Review the lines that follow and copy each one that contains the word "heading".

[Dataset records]
** START **

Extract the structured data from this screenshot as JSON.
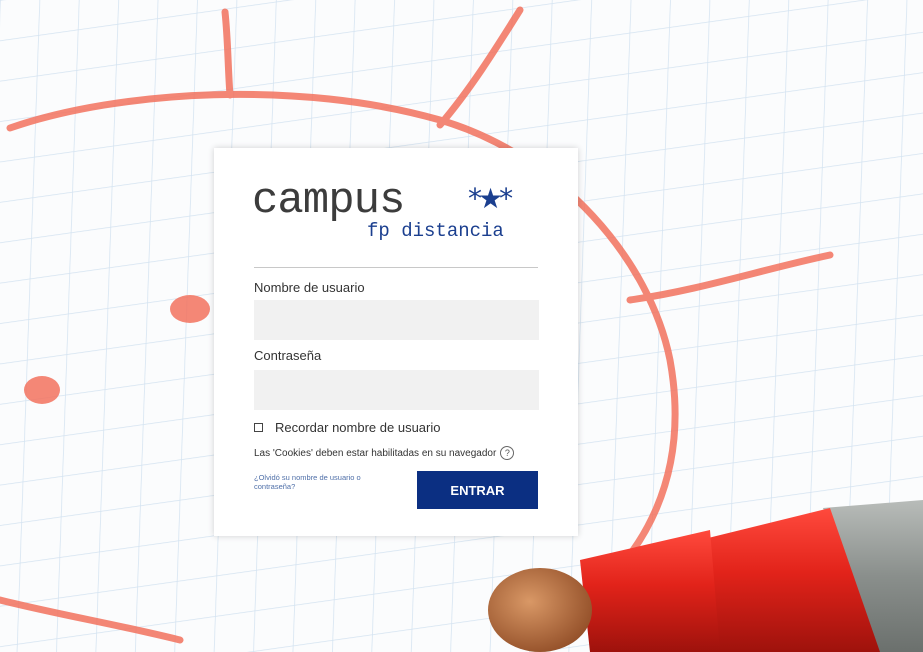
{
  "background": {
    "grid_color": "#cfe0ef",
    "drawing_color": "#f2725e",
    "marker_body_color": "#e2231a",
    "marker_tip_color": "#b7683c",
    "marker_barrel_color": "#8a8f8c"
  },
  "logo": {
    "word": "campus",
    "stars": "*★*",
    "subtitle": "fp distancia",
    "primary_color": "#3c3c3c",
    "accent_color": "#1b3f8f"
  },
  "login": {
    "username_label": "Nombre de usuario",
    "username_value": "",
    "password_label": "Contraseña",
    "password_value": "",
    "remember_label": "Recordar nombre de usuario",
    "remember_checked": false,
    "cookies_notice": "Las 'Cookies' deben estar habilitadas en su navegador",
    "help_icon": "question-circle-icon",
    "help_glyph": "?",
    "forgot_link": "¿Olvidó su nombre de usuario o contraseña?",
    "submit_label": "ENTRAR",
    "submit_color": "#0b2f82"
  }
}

** END **
** START **

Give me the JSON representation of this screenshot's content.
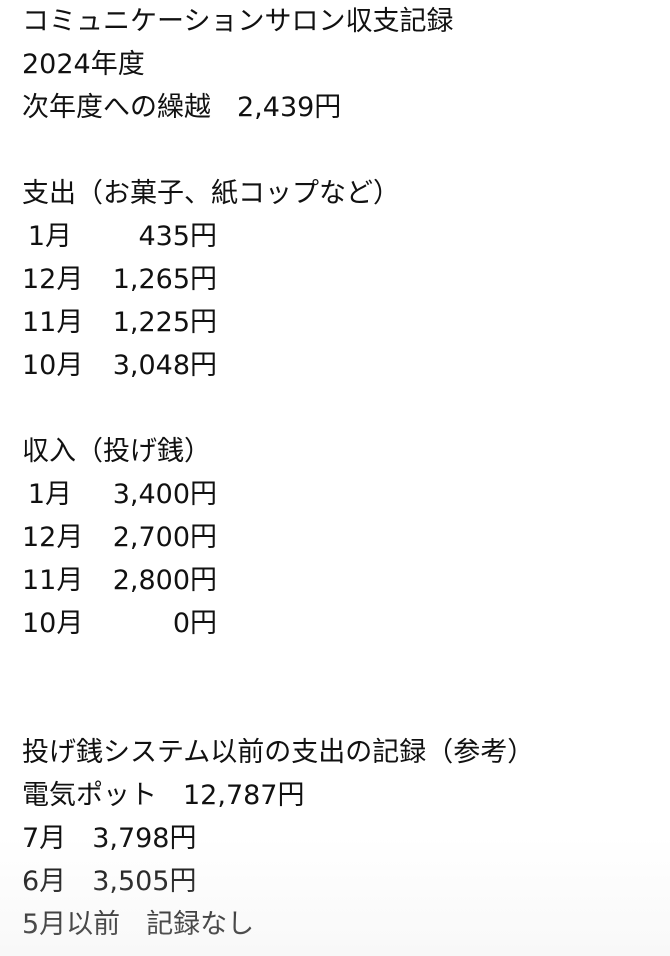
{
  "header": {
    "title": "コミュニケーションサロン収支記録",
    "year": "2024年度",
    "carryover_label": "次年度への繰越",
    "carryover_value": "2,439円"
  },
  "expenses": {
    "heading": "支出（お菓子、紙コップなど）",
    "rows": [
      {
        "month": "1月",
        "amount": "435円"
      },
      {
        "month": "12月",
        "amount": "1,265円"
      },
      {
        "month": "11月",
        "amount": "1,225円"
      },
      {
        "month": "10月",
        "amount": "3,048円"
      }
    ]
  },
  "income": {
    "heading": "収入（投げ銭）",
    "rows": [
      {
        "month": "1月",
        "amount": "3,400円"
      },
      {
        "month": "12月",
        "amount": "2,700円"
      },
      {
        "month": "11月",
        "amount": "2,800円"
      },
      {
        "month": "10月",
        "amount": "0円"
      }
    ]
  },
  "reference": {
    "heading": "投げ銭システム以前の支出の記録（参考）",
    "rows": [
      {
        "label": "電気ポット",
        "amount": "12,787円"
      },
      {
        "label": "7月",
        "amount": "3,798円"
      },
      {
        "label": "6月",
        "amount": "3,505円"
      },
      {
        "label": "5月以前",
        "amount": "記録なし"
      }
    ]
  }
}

** END **

» Answer for the task:
    "heading": "支出（お菓子、紙コップなど）",
    "heading": "収入（投げ銭）",
    "heading": "投げ銭システム以前の支出の記録（参考）",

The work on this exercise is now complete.